Problem requirements: Every line of the material is to be repeated exactly as it stands.

---------- Material provided ----------

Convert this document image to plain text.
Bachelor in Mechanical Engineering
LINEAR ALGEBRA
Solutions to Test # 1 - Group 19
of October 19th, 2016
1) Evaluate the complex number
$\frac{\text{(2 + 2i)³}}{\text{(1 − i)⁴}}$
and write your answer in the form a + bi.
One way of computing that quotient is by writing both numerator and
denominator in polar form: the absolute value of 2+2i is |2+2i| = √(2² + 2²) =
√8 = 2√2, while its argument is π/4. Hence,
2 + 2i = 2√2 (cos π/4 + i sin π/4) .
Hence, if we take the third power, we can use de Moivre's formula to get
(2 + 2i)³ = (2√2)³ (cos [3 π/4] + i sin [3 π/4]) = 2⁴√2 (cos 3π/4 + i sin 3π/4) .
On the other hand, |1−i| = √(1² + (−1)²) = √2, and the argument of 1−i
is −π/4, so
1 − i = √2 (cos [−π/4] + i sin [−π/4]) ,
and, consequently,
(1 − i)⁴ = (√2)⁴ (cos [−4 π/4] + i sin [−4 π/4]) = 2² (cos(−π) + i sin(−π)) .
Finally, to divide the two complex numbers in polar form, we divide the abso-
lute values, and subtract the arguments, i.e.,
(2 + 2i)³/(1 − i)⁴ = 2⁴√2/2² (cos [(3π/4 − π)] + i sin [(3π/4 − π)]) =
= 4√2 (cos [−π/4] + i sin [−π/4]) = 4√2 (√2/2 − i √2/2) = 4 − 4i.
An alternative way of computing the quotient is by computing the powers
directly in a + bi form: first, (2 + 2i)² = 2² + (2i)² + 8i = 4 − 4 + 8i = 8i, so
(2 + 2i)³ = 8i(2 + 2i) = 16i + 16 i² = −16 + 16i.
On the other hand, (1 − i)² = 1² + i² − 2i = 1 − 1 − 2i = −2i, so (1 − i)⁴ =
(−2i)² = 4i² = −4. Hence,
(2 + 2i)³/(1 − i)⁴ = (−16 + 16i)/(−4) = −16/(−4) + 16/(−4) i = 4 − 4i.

----------

Solution to this exercise:
Convert this document image to plain text.
Bachelor in Mechanical Engineering
LINEAR ALGEBRA
Solutions to Test # 1 - Group 19
of October 19th, 2016
1) Evaluate the complex number
$\frac{\text{(2 + 2i)³}}{\text{(1 − i)⁴}}$
and write your answer in the form a + bi.
One way of computing that quotient is by writing both numerator and
denominator in polar form: the absolute value of 2+2i is |2+2i| = √(2² + 2²) =
√8 = 2√2, while its argument is π/4. Hence,
2 + 2i = 2√2 (cos π/4 + i sin π/4) .
Hence, if we take the third power, we can use de Moivre's formula to get
(2 + 2i)³ = (2√2)³ (cos [3 π/4] + i sin [3 π/4]) = 2⁴√2 (cos 3π/4 + i sin 3π/4) .
On the other hand, |1−i| = √(1² + (−1)²) = √2, and the argument of 1−i
is −π/4, so
1 − i = √2 (cos [−π/4] + i sin [−π/4]) ,
and, consequently,
(1 − i)⁴ = (√2)⁴ (cos [−4 π/4] + i sin [−4 π/4]) = 2² (cos(−π) + i sin(−π)) .
Finally, to divide the two complex numbers in polar form, we divide the abso-
lute values, and subtract the arguments, i.e.,
(2 + 2i)³/(1 − i)⁴ = 2⁴√2/2² (cos [(3π/4 − π)] + i sin [(3π/4 − π)]) =
= 4√2 (cos [−π/4] + i sin [−π/4]) = 4√2 (√2/2 − i √2/2) = 4 − 4i.
An alternative way of computing the quotient is by computing the powers
directly in a + bi form: first, (2 + 2i)² = 2² + (2i)² + 8i = 4 − 4 + 8i = 8i, so
(2 + 2i)³ = 8i(2 + 2i) = 16i + 16 i² = −16 + 16i.
On the other hand, (1 − i)² = 1² + i² − 2i = 1 − 1 − 2i = −2i, so (1 − i)⁴ =
(−2i)² = 4i² = −4. Hence,
(2 + 2i)³/(1 − i)⁴ = (−16 + 16i)/(−4) = −16/(−4) + 16/(−4) i = 4 − 4i.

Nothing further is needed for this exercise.